══ Data provided

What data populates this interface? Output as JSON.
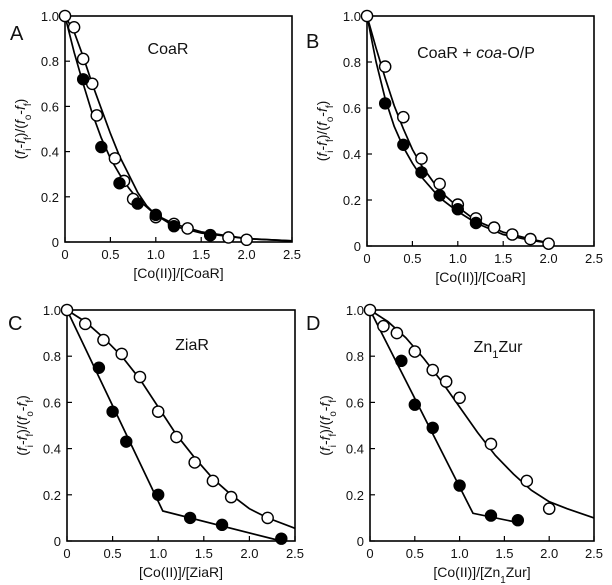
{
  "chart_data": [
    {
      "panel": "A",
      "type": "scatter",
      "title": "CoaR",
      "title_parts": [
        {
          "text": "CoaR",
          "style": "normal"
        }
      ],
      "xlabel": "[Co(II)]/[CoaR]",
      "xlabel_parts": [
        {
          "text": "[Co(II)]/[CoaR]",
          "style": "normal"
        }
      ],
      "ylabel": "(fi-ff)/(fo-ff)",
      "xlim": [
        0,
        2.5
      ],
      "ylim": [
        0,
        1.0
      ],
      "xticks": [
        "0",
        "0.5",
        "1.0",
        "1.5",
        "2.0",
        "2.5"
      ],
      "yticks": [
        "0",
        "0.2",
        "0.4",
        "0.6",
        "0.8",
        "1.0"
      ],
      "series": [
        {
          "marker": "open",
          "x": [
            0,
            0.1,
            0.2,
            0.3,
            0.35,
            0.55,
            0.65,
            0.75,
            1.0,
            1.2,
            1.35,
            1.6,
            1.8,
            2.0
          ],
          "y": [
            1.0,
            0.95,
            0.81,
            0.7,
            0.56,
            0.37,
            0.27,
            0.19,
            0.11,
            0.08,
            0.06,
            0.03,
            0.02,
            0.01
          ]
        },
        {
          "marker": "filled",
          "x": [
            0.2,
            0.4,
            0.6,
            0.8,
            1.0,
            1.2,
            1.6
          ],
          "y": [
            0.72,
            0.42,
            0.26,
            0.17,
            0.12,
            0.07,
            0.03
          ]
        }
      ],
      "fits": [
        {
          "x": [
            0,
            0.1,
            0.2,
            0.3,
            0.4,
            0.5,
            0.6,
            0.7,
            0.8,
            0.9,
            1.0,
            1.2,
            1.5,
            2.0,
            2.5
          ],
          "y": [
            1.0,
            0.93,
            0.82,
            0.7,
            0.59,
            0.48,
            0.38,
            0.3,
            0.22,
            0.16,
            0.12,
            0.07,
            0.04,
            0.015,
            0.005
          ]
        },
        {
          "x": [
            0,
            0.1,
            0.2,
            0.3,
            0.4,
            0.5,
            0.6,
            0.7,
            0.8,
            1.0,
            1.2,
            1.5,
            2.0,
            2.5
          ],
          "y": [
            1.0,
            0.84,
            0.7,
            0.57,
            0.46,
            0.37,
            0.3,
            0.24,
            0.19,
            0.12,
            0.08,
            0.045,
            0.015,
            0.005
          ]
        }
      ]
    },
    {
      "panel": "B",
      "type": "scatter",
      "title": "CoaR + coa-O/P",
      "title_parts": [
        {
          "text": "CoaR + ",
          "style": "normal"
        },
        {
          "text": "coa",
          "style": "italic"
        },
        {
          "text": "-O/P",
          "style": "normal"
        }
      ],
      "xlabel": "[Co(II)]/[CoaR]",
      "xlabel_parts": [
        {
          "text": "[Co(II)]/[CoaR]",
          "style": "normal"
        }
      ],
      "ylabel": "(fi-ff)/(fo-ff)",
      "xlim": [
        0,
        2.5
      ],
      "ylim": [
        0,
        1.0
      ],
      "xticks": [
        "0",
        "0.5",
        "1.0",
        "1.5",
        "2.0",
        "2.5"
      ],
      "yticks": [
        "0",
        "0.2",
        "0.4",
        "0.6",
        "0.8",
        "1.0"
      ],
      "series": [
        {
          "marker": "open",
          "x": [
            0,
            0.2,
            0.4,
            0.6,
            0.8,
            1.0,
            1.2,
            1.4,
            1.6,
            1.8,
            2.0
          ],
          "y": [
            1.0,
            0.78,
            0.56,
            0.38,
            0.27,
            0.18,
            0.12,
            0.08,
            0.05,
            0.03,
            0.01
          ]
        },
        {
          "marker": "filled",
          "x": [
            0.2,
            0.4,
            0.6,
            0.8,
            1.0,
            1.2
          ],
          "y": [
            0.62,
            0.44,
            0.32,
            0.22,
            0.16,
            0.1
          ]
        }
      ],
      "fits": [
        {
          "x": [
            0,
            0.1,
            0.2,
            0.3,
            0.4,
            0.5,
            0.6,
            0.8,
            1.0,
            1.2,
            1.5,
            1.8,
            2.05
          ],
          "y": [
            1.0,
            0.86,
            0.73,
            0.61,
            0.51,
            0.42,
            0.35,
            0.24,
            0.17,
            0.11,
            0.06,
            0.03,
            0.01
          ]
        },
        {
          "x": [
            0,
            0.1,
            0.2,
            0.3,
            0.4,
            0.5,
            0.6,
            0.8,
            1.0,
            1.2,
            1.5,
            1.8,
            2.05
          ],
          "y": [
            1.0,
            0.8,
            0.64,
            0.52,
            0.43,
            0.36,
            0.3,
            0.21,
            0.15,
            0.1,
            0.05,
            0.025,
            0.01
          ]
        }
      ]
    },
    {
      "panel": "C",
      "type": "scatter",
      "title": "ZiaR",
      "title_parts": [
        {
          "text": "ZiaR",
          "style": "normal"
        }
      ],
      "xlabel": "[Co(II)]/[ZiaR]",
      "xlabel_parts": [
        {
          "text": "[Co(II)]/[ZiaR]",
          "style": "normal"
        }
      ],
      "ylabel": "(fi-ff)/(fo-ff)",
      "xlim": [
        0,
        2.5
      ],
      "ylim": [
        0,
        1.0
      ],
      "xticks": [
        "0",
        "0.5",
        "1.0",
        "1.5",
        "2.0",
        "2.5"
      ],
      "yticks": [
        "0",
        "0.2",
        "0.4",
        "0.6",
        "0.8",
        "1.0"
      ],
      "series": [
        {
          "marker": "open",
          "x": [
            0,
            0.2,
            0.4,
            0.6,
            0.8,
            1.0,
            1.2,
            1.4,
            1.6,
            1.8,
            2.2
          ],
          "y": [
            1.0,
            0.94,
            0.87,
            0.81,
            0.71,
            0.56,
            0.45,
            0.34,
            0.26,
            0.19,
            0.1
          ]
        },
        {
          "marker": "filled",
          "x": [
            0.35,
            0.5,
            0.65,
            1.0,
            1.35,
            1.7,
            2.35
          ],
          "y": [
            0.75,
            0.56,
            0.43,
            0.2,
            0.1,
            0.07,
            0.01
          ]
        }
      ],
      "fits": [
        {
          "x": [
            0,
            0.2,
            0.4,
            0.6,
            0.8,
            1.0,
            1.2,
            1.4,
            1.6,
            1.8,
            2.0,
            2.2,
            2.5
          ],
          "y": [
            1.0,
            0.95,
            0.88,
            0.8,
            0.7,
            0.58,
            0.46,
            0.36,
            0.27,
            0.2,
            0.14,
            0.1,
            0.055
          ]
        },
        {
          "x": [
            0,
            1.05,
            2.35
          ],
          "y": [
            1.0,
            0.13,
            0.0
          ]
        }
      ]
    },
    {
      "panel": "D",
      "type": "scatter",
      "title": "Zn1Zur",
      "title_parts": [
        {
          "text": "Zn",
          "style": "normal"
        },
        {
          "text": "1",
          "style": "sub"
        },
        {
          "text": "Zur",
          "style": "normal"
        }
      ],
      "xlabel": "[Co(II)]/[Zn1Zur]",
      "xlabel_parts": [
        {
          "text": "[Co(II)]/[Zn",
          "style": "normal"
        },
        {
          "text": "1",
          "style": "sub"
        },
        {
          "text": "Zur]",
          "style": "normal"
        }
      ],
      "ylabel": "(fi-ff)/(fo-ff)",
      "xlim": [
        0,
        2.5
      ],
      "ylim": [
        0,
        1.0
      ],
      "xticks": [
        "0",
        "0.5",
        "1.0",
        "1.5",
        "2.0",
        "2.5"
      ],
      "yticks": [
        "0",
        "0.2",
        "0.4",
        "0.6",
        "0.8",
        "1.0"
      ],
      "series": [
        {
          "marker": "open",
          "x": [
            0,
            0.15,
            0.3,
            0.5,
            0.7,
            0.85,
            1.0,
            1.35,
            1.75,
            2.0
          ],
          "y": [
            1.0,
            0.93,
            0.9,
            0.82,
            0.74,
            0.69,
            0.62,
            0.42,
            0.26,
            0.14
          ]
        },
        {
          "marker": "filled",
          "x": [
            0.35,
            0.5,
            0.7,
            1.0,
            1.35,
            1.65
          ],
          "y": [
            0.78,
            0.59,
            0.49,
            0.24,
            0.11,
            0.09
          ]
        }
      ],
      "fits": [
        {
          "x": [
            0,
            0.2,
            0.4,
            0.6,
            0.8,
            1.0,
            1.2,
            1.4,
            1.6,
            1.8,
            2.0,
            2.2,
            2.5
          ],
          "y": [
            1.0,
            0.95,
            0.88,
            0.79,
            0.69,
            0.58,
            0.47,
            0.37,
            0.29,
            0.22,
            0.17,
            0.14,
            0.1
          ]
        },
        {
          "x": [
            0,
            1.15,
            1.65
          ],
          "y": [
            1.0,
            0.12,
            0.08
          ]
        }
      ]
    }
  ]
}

════
══ Data provided

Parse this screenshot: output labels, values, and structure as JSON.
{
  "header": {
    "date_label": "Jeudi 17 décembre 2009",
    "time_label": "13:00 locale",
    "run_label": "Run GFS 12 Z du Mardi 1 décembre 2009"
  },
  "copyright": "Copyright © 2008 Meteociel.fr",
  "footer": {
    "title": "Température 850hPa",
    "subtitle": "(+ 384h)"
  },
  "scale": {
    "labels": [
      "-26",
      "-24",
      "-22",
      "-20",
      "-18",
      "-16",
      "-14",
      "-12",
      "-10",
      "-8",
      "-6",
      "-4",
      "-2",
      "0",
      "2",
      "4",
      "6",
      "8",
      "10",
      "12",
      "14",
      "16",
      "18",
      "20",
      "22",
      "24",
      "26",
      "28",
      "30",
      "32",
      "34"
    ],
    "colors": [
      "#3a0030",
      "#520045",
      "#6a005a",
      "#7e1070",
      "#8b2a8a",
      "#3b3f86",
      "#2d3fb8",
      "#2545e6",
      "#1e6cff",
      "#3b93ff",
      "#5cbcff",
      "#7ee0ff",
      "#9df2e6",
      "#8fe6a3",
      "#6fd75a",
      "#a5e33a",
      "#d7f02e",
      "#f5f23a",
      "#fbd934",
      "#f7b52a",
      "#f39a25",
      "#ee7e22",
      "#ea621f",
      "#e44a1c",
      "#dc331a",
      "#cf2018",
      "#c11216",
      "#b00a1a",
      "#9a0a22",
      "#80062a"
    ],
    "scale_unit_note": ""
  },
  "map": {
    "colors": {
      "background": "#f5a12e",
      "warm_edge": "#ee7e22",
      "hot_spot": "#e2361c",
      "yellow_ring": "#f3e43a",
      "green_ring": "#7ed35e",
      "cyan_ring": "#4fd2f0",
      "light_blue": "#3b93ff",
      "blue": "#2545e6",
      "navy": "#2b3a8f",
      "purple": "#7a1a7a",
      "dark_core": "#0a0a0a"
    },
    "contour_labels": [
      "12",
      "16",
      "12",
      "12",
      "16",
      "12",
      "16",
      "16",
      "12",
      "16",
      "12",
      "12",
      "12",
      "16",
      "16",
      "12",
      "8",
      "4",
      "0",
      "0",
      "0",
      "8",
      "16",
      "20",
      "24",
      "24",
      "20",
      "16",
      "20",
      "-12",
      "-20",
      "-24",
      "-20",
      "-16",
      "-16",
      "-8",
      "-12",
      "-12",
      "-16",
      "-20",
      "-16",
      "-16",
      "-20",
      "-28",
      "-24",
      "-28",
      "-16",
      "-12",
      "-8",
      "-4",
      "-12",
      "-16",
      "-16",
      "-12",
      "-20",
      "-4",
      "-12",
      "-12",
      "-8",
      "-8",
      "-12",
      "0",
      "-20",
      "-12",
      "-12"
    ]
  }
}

════

## [Aim of the exercise]
Out of the material above, select every line that holds the string "décembre".

## [Written answer]
    "date_label": "Jeudi 17 décembre 2009",
    "run_label": "Run GFS 12 Z du Mardi 1 décembre 2009"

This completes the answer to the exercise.